## Tasks to perform
1) In the LwM2M HTTP binding thread, what advantage does HTTP have over CoAP+TCP or MQTT?
2) Write the next part of the LwM2M HTTP binding thread, starting right after its last sentence.

## Given passage
__________
HTTP binding in LwM2M 1.2 seems to be broken

[kFYatek]

I'm basing this issue on the approved version of LwM2M Transport TS 1.2 (OMA-TS-LightweightM2M_Transport-V1_2-20201110-A), section 7 "HTTP Transport Binding".

The problem

The "HTTP Transport Binding" sections describes a mapping from high-level LwM2M operations onto HTTP methods such as POST and GET.

Much like in the CoAP binding, little distinction is provided between requests sent from the client to the server (e.g. Register, Bootstrap-Request, Send) and those sent from the server to the client (e.g. Read, Write). In other words, it seems to mandate that both parties may act as either an HTTP Server or an HTTP Client, depending on the specific operation.

With CoAP, I'm not sure if this mode of operation was envisioned by the original authors of RFC 7252, but it's not explicitly forbidden, either. Moreover, since LwM2M has been one of the pioneering application protocols implemented on top of CoAP, this mode of operation has become an integral part of the LwM2M/CoAP ecosystem.

However, HTTP, that has been in common use for about 30 years, is widely understood as a protocol in which the request-response relationship is unidirectional; attempting to send requests in both directions over the same connection is likely incompatible with the governing RPCs, and most certainly incompatible with pretty much any existing implementation of the protocol.

The apparent message flow

According to the specification, the intended flow of communication consisting of a Register request from the LwM2M Client followed by a Read request from the LwM2M Server would be something like below. Note: > signifies data transmitted from the LwM2M Client to the LwM2M Server, and < signifies the opposite direction.

> GET /rd?ep=urn:dev:os:000000-example&lt=86400&lwm2m=1.2&b=H HTTP/1.1
> Host: example.com
> Content-Type: application/link-format
> Content-Length: 25
>
> </1/0>,</3/0>,</4/0>,</5>
< HTTP/1.1 201 Created
< Location: /rd/example
< Content-Length: 0
<
< GET /3/0/0 HTTP/1.1
< Host: 192.168.0.1
<
> HTTP/1.1 200 OK
> Content-Type: text/plain; charset=UTF-8
> Content-Length: 13
>
> Example Corp.

All of the above communication would happen over the same connection. As mentioned above:

• This is incompatible with majority, if not all, existing HTTP implementations - including:
  • libraries that could be used for implementing server and client software
  • infrastructure elements such as proxy servers, load balancers etc.
• This paradigm is untested, possibly leading to various corner cases if both parties attempt to send a request at the same time

While probably technically possible to implement, this seems to render most of the advantages of using HTTP moot. The main advantage of HTTP over CoAP+TCP or even MQTT is that HTTP is well understood, standardized and has a lot of readily available hardware and software produced around it.

Proposed solutions

The HTTP binding as described in TS 1.2 probably needs to be significantly amended, or perhaps even rewritten from scratch. I don't have any singular proposal for solving this issue. Below are a couple of alternatives that have been considered by me and my colleagues:

HTTP/2 Extension for Bidirectional Message Communication

There seems to be an Internet-Draft proposed by some people from Facebook that aims to standardize streams for reverse communication channel. The draft did not seem to receive much attention and has since expired - although it seems to have seen some adoption.
__________
## Extracted information
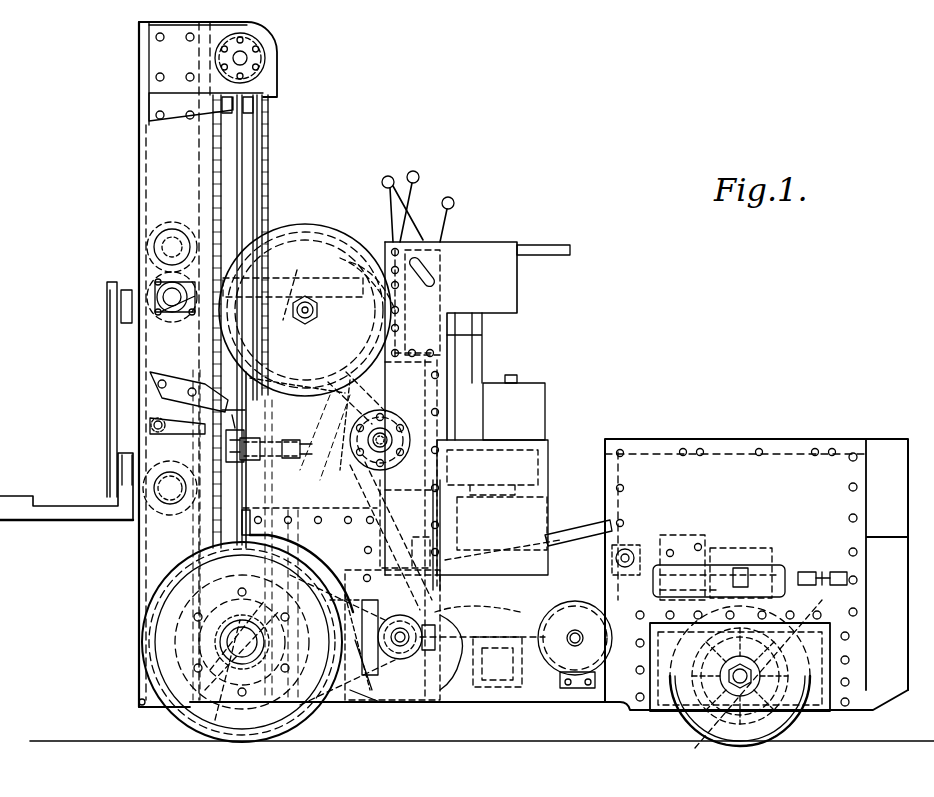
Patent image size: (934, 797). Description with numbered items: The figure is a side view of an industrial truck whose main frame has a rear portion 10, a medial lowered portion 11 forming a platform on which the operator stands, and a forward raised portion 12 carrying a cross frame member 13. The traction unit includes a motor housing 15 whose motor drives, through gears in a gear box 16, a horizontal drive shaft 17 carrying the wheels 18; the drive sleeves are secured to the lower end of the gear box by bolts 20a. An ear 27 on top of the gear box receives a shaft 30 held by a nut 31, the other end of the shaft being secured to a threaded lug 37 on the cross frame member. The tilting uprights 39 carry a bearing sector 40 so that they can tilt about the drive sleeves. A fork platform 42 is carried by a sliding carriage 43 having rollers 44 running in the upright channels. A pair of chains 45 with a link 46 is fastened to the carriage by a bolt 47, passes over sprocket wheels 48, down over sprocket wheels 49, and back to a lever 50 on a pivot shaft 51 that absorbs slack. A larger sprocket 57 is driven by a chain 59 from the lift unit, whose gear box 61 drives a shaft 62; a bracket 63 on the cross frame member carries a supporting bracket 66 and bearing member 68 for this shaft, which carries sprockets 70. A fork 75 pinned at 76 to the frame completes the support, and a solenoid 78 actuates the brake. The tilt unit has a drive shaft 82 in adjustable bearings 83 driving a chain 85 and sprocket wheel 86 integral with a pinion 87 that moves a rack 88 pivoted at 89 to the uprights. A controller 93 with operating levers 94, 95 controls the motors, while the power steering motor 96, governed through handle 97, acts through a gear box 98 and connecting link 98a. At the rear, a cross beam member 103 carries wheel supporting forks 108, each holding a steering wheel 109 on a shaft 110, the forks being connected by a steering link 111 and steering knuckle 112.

The rear portion 10 is at (812, 441).
The medial lowered portion 11 is at (580, 538).
The forward raised portion 12 is at (298, 228).
The cross frame member 13 is at (380, 486).
The motor housing 15 is at (329, 436).
The gear box 16 is at (232, 531).
The drive shaft 17 is at (225, 642).
The wheels 18 is at (185, 718).
The bolts 20a is at (242, 645).
The ear 27 is at (272, 444).
The shaft 30 is at (302, 446).
The nut 31 is at (226, 449).
The threaded lug 37 is at (345, 400).
The uprights 39 is at (140, 152).
The bearing sector 40 is at (215, 740).
The fork platform 42 is at (110, 376).
The carriage 43 is at (117, 336).
The rollers 44 is at (152, 222).
The chains 45 is at (221, 143).
The link 46 is at (234, 414).
The bolt 47 is at (280, 385).
The sprocket wheels 48 is at (272, 50).
The sprocket wheels 49 is at (195, 612).
The lever 50 is at (190, 426).
The pivot shaft 51 is at (150, 402).
The sprocket 57 is at (320, 578).
The chain 59 is at (318, 700).
The gear box 61 is at (495, 553).
The shaft 62 is at (420, 625).
The bracket 63 is at (392, 720).
The supporting bracket 66 is at (452, 700).
The bearing member 68 is at (442, 695).
The sprockets 70 is at (362, 700).
The fork 75 is at (640, 583).
The pin 76 is at (632, 548).
The solenoid 78 is at (505, 690).
The drive shaft 82 is at (362, 466).
The adjustable bearings 83 is at (390, 428).
The chain 85 is at (382, 425).
The sprocket wheel 86 is at (365, 393).
The pinion 87 is at (303, 326).
The rack 88 is at (306, 282).
The pivot 89 is at (160, 285).
The controller 93 is at (345, 252).
The operating lever 94 is at (420, 174).
The operating lever 95 is at (383, 178).
The power steering motor 96 is at (535, 390).
The handle 97 is at (555, 246).
The gear box 98 is at (550, 505).
The connecting link 98a is at (672, 548).
The cross beam member 103 is at (760, 548).
The wheel supporting fork 108 is at (761, 681).
The steering wheel 109 is at (790, 720).
The shaft 110 is at (690, 712).
The steering link 111 is at (850, 568).
The steering knuckle 112 is at (745, 580).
__________
## Answers to the exercises
1) HTTP is well understood and standardized, and a lot of readily available hardware and software has been produced around it.

2)
Advantages of this approach are minimal changes to the currently published specification. Disadvantages include reliance on HTTP/2 (whose adoption is itself limited, especially in the IoT industry) with obscure extensions, which may still limit the positive effects that stem from the fact that HTTP is a widely deployed protocol.

Solutions involving duplex connections

Another proposal that minimizes the amount of changes necessary in the TS would be to maintain not one, but two TCP streams for each client-server association; one used for client-to-server requests, and another for the return channel.

This allows usage of mostly standard HTTP/1.1 in both directions. However, specifying the way of maintaining association between the two streams would be a challenge. It would also most likely require two TLS handshakes for each client-server association, potentially wasting bandwidth.

WebSockets

The HTTP binding could be replaced with a solution based on the WebSocket protocol. The WebSocket stream could then carry CoAP messages as standardized in RFC 8323. That would make it possible for the WebSocket binding to reuse most of the behaviour specified for LwM2M over CoAP over TCP.

While the WebSocket protocol is distinct from HTTP, it is widely deployed and fairly well supported by modern web infrastructure. It might provide for similar benefits as true HTTP does, although not every advantage of HTTP is maintained that way, e.g. load balancing is most likely not easily possible.

Logical reversing of data flow

The CWMP (TR-069) protocol protocol solves a similar issue by mandating the client to send an empty HTTP POST message to logically reverse the flow of communication - the logical requests from the server are then sent in HTTP responses, and logical responses in further HTTP POST requests.

This technique could be straightforwardly adapted to support LwM2M queue mode operation - the client, after sending all outstanding server-bound messages (e.g. Register, Update, Send), would send such an empty POST message and let the server send outstanding client-bound messages (e.g. Read, Write).

However, that way the ability to use straightforward REST messages is lost, as the server cannot use HTTP methods such as POST and GET directly. These would need to either be mapped onto non-standard HTTP headers, or encapsulated within the content. I would propose using the CBOR-based encapsulation used for the MQTT binding for this purpose, just to reuse a format that has already been defined and to reduce size of the specification document.

Another disadvantage of this approach would be that non-queue mode operation cannot be modelled this way.

Long polling etc.

The problem with non-queue mode mentioned above could be addressed by using the informal "long polling" technique - after reversing the flow as described above, the client can wait an indefinite period of time for incoming logical requests (represented as HTTP responses).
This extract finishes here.